Given task -
For the records below, say how many lines contain the string "proseso". Give the number only.

Supplied material -
########################################
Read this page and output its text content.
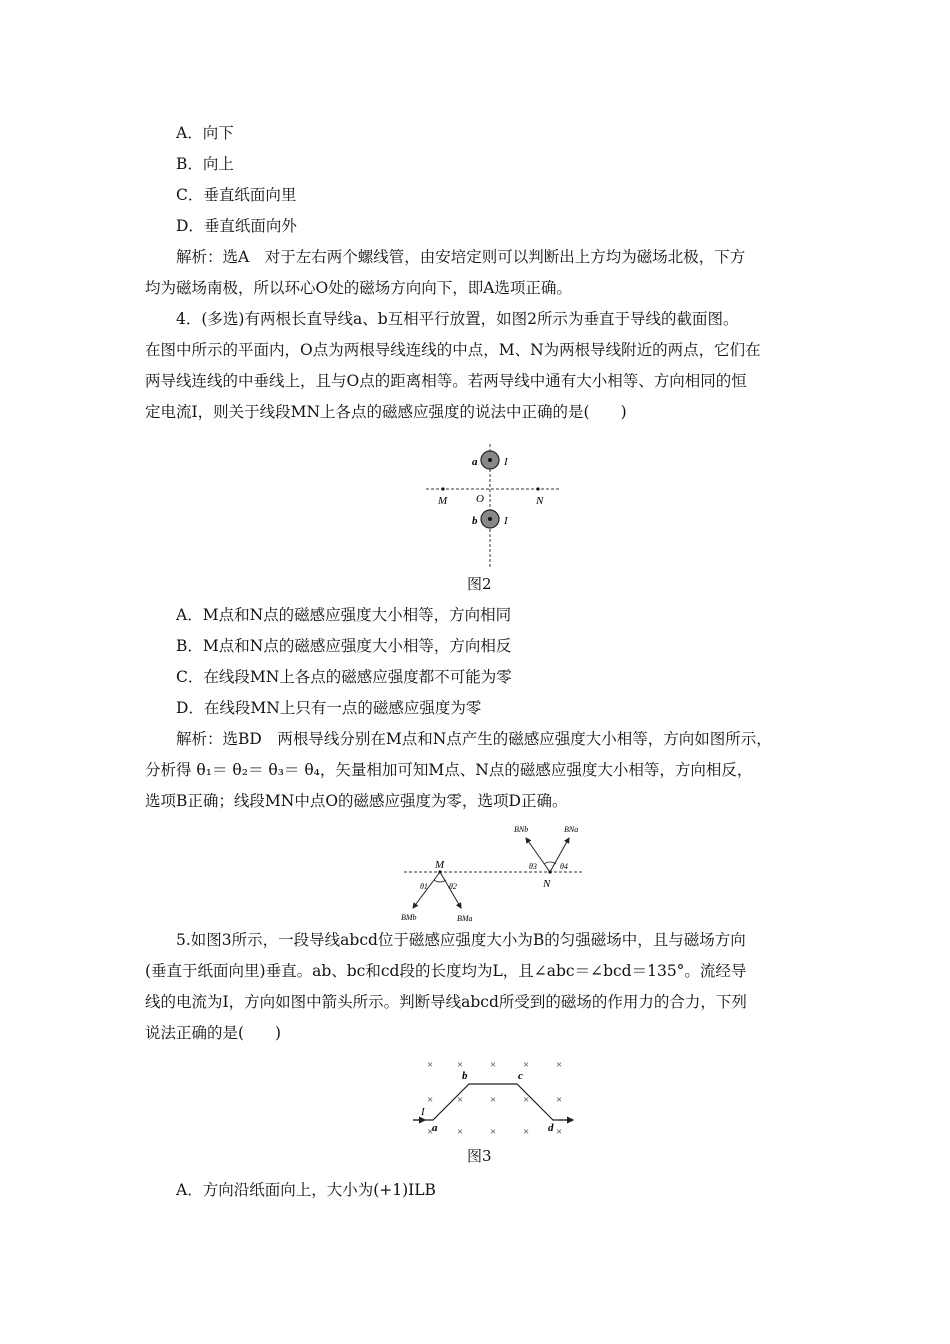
A．向下
B．向上
C．垂直纸面向里
D．垂直纸面向外
解析：选A　对于左右两个螺线管，由安培定则可以判断出上方均为磁场北极，下方
均为磁场南极，所以环心O处的磁场方向向下，即A选项正确。
4．(多选)有两根长直导线a、b互相平行放置，如图2所示为垂直于导线的截面图。
在图中所示的平面内，O点为两根导线连线的中点，M、N为两根导线附近的两点，它们在
两导线连线的中垂线上，且与O点的距离相等。若两导线中通有大小相等、方向相同的恒
定电流I，则关于线段MN上各点的磁感应强度的说法中正确的是(　　)
a I
b I
M	O	N
图2
A．M点和N点的磁感应强度大小相等，方向相同
B．M点和N点的磁感应强度大小相等，方向相反
C．在线段MN上各点的磁感应强度都不可能为零
D．在线段MN上只有一点的磁感应强度为零
解析：选BD　两根导线分别在M点和N点产生的磁感应强度大小相等，方向如图所示，
分析得 θ₁＝ θ₂＝ θ₃＝ θ₄，矢量相加可知M点、N点的磁感应强度大小相等，方向相反，
选项B正确；线段MN中点O的磁感应强度为零，选项D正确。
M
N
θ1	θ2
θ3	θ4
BMb	BMa
BNb	BNa
5.如图3所示，一段导线abcd位于磁感应强度大小为B的匀强磁场中，且与磁场方向
(垂直于纸面向里)垂直。ab、bc和cd段的长度均为L，且∠abc＝∠bcd＝135°。流经导
线的电流为I，方向如图中箭头所示。判断导线abcd所受到的磁场的作用力的合力，下列
说法正确的是(　　)
× × × × ×
× × × × ×
× × × × ×
I
a
b	c
d
图3
A．方向沿纸面向上，大小为(+1)ILB
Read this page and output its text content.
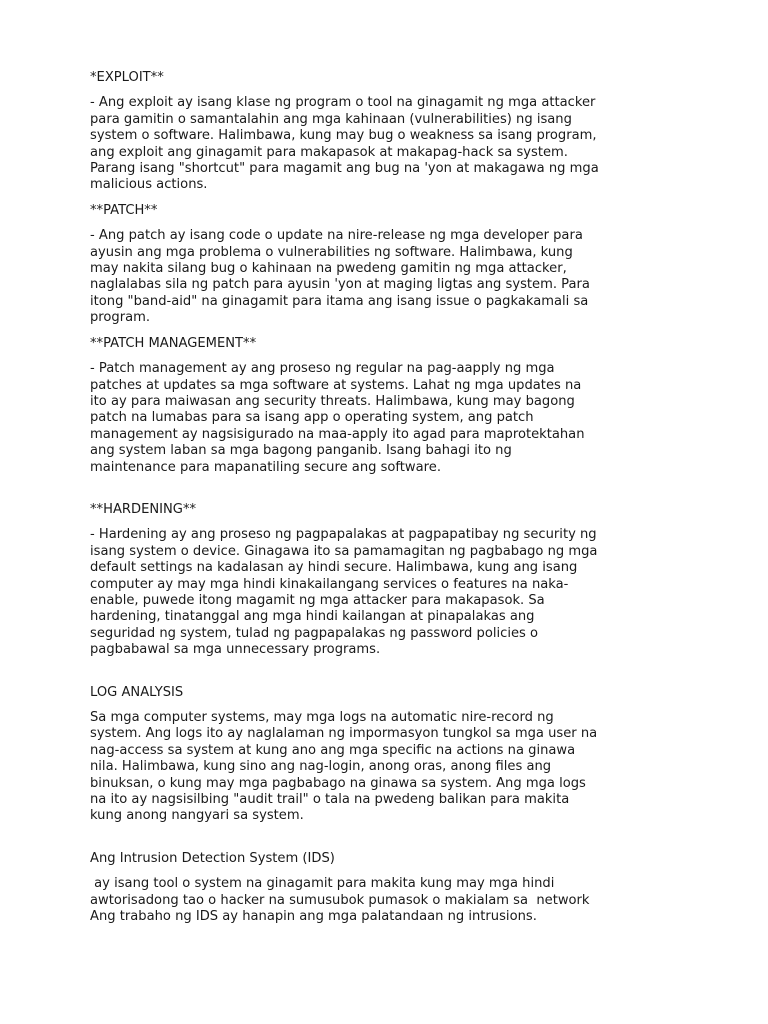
*EXPLOIT**
- Ang exploit ay isang klase ng program o tool na ginagamit ng mga attacker
para gamitin o samantalahin ang mga kahinaan (vulnerabilities) ng isang
system o software. Halimbawa, kung may bug o weakness sa isang program,
ang exploit ang ginagamit para makapasok at makapag-hack sa system.
Parang isang "shortcut" para magamit ang bug na 'yon at makagawa ng mga
malicious actions.
**PATCH**
- Ang patch ay isang code o update na nire-release ng mga developer para
ayusin ang mga problema o vulnerabilities ng software. Halimbawa, kung
may nakita silang bug o kahinaan na pwedeng gamitin ng mga attacker,
naglalabas sila ng patch para ayusin 'yon at maging ligtas ang system. Para
itong "band-aid" na ginagamit para itama ang isang issue o pagkakamali sa
program.
**PATCH MANAGEMENT**
- Patch management ay ang proseso ng regular na pag-aapply ng mga
patches at updates sa mga software at systems. Lahat ng mga updates na
ito ay para maiwasan ang security threats. Halimbawa, kung may bagong
patch na lumabas para sa isang app o operating system, ang patch
management ay nagsisigurado na maa-apply ito agad para maprotektahan
ang system laban sa mga bagong panganib. Isang bahagi ito ng
maintenance para mapanatiling secure ang software.
**HARDENING**
- Hardening ay ang proseso ng pagpapalakas at pagpapatibay ng security ng
isang system o device. Ginagawa ito sa pamamagitan ng pagbabago ng mga
default settings na kadalasan ay hindi secure. Halimbawa, kung ang isang
computer ay may mga hindi kinakailangang services o features na naka-
enable, puwede itong magamit ng mga attacker para makapasok. Sa
hardening, tinatanggal ang mga hindi kailangan at pinapalakas ang
seguridad ng system, tulad ng pagpapalakas ng password policies o
pagbabawal sa mga unnecessary programs.
LOG ANALYSIS
Sa mga computer systems, may mga logs na automatic nire-record ng
system. Ang logs ito ay naglalaman ng impormasyon tungkol sa mga user na
nag-access sa system at kung ano ang mga specific na actions na ginawa
nila. Halimbawa, kung sino ang nag-login, anong oras, anong files ang
binuksan, o kung may mga pagbabago na ginawa sa system. Ang mga logs
na ito ay nagsisilbing "audit trail" o tala na pwedeng balikan para makita
kung anong nangyari sa system.
Ang Intrusion Detection System (IDS)
ay isang tool o system na ginagamit para makita kung may mga hindi
awtorisadong tao o hacker na sumusubok pumasok o makialam sa  network
Ang trabaho ng IDS ay hanapin ang mga palatandaan ng intrusions.
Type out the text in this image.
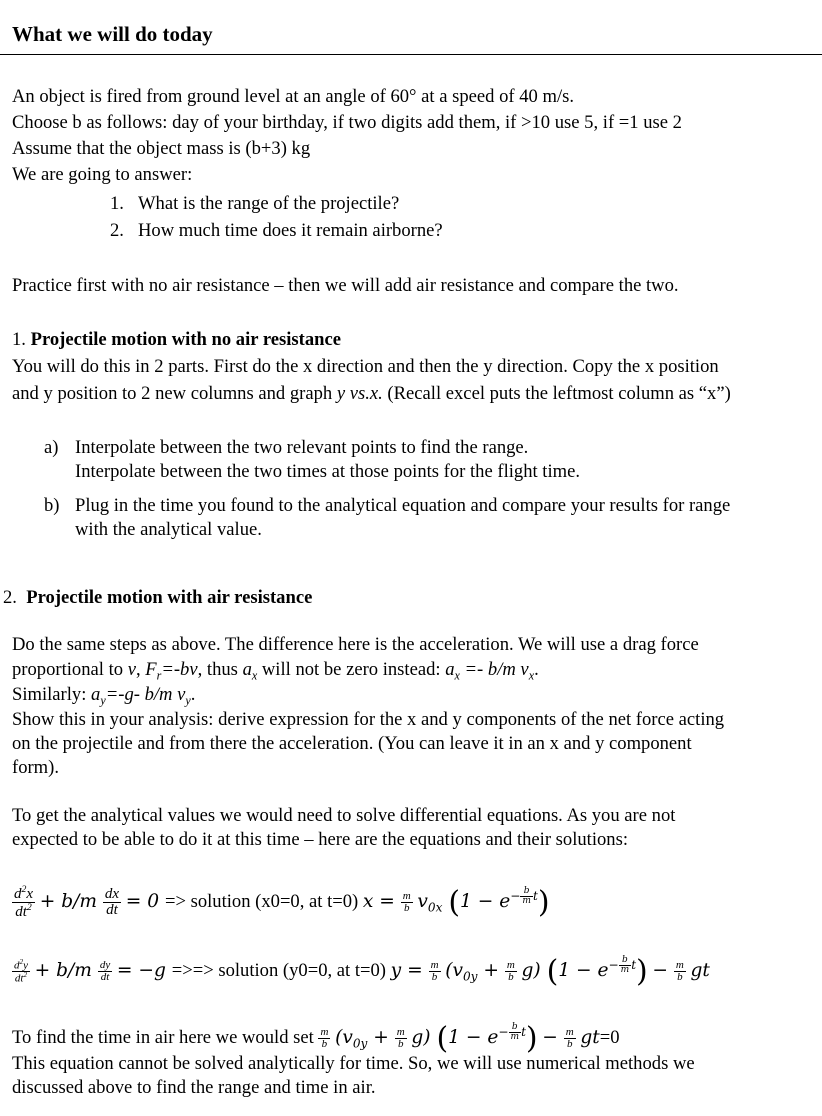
What we will do today
An object is fired from ground level at an angle of 60° at a speed of 40 m/s.
Choose b as follows: day of your birthday, if two digits add them, if >10 use 5, if =1 use 2
Assume that the object mass is (b+3) kg
We are going to answer:
1. What is the range of the projectile?
2. How much time does it remain airborne?
Practice first with no air resistance – then we will add air resistance and compare the two.
1. Projectile motion with no air resistance
You will do this in 2 parts. First do the x direction and then the y direction. Copy the x position
and y position to 2 new columns and graph y vs.x. (Recall excel puts the leftmost column as “x”)
a) Interpolate between the two relevant points to find the range.
Interpolate between the two times at those points for the flight time.
b) Plug in the time you found to the analytical equation and compare your results for range
with the analytical value.
2. Projectile motion with air resistance
Do the same steps as above. The difference here is the acceleration. We will use a drag force
proportional to v, $F_r=-bv$, thus $a_x$ will not be zero instead: $a_x =- b/m$ $v_x$.
Similarly: $a_y=-g-$ b/m $v_y$.
Show this in your analysis: derive expression for the x and y components of the net force acting
on the projectile and from there the acceleration. (You can leave it in an x and y component
form).
To get the analytical values we would need to solve differential equations. As you are not
expected to be able to do it at this time – here are the equations and their solutions:
$\frac{d^2x}{dt^2} + b/m \frac{dx}{dt} = 0$ => solution (x0=0, at t=0) $x = \frac{m}{b} v_{0x}$ $(1 - e^{- \frac{b}{m} t})$
$\frac{d^2y}{dt^2} + b/m \frac{dy}{dt} = -g$ =>=> solution (y0=0, at t=0) $y = \frac{m}{b} (v_{0y} + \frac{m}{b} g) (1 - e^{- \frac{b}{m} t}) - \frac{m}{b}$ gt
To find the time in air here we would set $\frac{m}{b} (v_{0y} + \frac{m}{b} g) (1 - e^{- \frac{b}{m} t}) - \frac{m}{b} gt=0$
This equation cannot be solved analytically for time. So, we will use numerical methods we
discussed above to find the range and time in air.
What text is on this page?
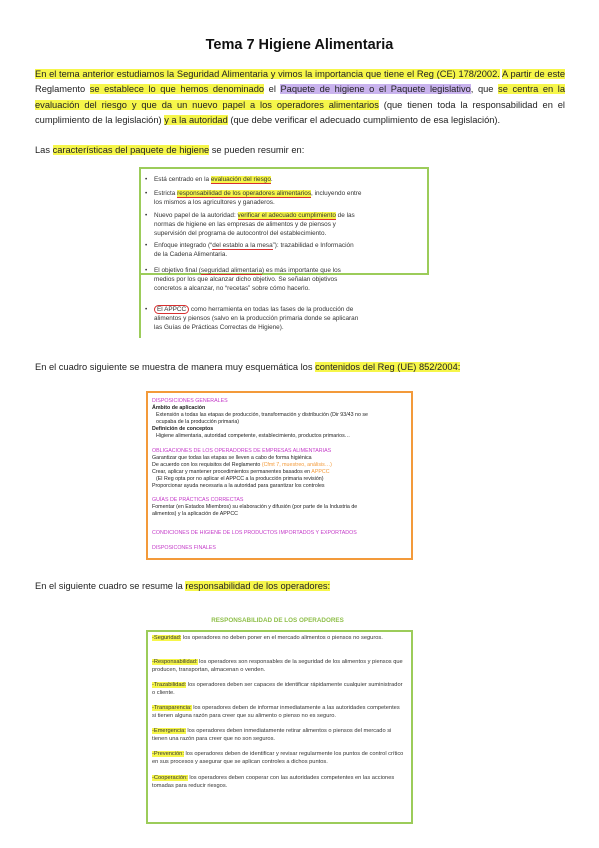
Tema 7 Higiene Alimentaria
En el tema anterior estudiamos la Seguridad Alimentaria y vimos la importancia que tiene el Reg (CE) 178/2002. A partir de este Reglamento se establece lo que hemos denominado el Paquete de higiene o el Paquete legislativo, que se centra en la evaluación del riesgo y que da un nuevo papel a los operadores alimentarios (que tienen toda la responsabilidad en el cumplimiento de la legislación) y a la autoridad (que debe verificar el adecuado cumplimiento de esa legislación).
Las características del paquete de higiene se pueden resumir en:
• Está centrado en la evaluación del riesgo.
• Estricta responsabilidad de los operadores alimentarios, incluyendo entre
los mismos a los agricultores y ganaderos.
• Nuevo papel de la autoridad: verificar el adecuado cumplimiento de las
normas de higiene en las empresas de alimentos y de piensos y
supervisión del programa de autocontrol del establecimiento.
• Enfoque integrado (“del establo a la mesa”): trazabilidad e Información
de la Cadena Alimentaria.
• El objetivo final (seguridad alimentaria) es más importante que los
medios por los que alcanzar dicho objetivo. Se señalan objetivos
concretos a alcanzar, no “recetas” sobre cómo hacerlo.
• El APPCC como herramienta en todas las fases de la producción de
alimentos y piensos (salvo en la producción primaria donde se aplicaran
las Guías de Prácticas Correctas de Higiene).
En el cuadro siguiente se muestra de manera muy esquemática los contenidos del Reg (UE) 852/2004:
DISPOSICIONES GENERALES
Ámbito de aplicación
Extensión a todas las etapas de producción, transformación y distribución (Dir 93/43 no se
ocupaba de la producción primaria)
Definición de conceptos
Higiene alimentaria, autoridad competente, establecimiento, productos primarios…
OBLIGACIONES DE LOS OPERADORES DE EMPRESAS ALIMENTARIAS
Garantizar que todas las etapas se lleven a cabo de forma higiénica
De acuerdo con los requisitos del Reglamento (Cfmt 7, muestreo, análisis…)
Crear, aplicar y mantener procedimientos permanentes basados en APPCC
(El Reg opta por no aplicar el APPCC a la producción primaria revisión)
Proporcionar ayuda necesaria a la autoridad para garantizar los controles
GUÍAS DE PRÁCTICAS CORRECTAS
Fomentar (en Estados Miembros) su elaboración y difusión (por parte de la Industria de
alimentos) y la aplicación de APPCC
CONDICIONES DE HIGIENE DE LOS PRODUCTOS IMPORTADOS Y EXPORTADOS
DISPOSICONES FINALES
En el siguiente cuadro se resume la responsabilidad de los operadores:
RESPONSABILIDAD DE LOS OPERADORES
-Seguridad: los operadores no deben poner en el mercado alimentos o piensos no seguros.
-Responsabilidad: los operadores son responsables de la seguridad de los alimentos y piensos que producen, transportan, almacenan o venden.
-Trazabilidad: los operadores deben ser capaces de identificar rápidamente cualquier suministrador o cliente.
-Transparencia: los operadores deben de informar inmediatamente a las autoridades competentes si tienen alguna razón para creer que su alimento o pienso no es seguro.
-Emergencia: los operadores deben inmediatamente retirar alimentos o piensos del mercado si tienen una razón para creer que no son seguros.
-Prevención: los operadores deben de identificar y revisar regularmente los puntos de control crítico en sus procesos y asegurar que se aplican controles a dichos puntos.
-Cooperación: los operadores deben cooperar con las autoridades competentes en las acciones tomadas para reducir riesgos.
########################################
Written response -
2